• **WHAT YOU NEED TO DO**:
Count how many lines hold the word "this" and give that number as the whole answer.

========================================================================

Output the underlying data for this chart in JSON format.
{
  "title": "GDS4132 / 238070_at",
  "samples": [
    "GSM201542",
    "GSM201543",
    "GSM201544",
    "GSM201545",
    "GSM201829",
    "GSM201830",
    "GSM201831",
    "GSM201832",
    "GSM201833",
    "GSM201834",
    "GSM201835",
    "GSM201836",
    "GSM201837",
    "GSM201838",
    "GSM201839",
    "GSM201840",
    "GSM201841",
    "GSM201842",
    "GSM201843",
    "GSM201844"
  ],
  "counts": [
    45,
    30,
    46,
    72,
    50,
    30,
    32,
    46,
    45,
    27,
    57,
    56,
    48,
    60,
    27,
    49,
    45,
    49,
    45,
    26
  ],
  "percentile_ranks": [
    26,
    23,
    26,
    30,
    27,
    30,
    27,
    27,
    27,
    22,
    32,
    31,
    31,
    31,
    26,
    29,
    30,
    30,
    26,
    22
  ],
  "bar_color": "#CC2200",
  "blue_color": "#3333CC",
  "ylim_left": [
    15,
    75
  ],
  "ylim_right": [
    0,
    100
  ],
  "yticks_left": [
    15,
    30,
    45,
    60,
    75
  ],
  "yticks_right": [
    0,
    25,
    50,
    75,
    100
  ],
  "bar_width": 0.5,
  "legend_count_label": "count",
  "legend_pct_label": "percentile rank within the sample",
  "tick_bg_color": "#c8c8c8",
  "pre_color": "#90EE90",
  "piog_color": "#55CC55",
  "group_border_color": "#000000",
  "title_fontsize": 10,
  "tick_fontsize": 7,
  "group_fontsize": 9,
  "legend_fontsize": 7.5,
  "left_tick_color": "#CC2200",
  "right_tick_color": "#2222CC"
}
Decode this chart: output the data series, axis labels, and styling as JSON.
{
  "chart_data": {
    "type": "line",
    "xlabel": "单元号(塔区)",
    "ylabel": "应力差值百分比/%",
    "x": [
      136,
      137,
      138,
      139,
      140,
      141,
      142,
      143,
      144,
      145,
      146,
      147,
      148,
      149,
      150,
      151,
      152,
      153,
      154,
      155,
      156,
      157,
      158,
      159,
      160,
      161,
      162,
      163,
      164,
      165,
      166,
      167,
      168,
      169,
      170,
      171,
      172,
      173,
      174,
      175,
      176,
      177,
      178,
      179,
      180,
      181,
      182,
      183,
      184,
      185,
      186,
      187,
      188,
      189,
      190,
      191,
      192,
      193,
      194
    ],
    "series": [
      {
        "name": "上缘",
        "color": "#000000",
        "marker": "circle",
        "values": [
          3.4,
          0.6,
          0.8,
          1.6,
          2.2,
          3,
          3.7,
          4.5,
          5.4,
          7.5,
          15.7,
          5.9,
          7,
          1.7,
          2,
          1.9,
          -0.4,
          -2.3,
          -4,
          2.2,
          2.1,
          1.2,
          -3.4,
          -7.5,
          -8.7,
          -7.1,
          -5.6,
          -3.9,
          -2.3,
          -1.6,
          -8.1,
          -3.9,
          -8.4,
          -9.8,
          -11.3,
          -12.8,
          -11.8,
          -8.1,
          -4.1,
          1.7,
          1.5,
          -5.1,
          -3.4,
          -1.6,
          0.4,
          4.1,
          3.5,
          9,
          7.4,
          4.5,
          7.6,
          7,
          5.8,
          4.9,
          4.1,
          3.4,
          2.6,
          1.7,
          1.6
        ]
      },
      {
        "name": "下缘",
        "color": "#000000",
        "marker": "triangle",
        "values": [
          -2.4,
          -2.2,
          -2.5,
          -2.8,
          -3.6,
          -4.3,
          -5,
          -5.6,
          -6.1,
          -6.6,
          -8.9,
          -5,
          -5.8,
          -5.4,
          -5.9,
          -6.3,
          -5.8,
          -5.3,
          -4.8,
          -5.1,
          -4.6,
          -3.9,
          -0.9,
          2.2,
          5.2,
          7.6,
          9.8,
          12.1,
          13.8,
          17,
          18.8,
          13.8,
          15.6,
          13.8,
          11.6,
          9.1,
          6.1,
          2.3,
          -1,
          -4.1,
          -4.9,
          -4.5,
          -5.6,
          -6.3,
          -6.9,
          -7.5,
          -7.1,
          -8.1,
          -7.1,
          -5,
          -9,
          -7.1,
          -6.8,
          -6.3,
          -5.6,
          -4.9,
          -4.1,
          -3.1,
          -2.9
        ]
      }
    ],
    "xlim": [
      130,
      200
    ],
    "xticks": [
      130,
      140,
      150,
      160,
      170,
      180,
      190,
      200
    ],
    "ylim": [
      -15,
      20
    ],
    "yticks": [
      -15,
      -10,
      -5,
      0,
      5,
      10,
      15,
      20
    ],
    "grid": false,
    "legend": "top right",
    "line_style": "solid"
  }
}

========================================================================

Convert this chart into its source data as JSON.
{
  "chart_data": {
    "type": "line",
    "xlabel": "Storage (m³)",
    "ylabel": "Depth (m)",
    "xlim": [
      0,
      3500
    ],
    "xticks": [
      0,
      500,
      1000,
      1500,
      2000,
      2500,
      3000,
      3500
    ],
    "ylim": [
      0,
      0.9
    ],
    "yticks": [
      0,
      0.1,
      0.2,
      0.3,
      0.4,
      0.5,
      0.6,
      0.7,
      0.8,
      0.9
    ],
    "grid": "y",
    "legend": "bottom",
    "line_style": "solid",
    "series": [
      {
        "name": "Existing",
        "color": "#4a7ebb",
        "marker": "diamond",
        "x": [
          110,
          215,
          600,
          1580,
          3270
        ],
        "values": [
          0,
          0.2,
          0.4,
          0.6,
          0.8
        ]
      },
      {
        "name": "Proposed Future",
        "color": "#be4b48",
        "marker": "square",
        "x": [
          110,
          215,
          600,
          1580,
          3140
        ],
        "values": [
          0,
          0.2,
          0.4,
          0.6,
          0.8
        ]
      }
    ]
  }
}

========================================================================

• **COMPLETED TASK**:
3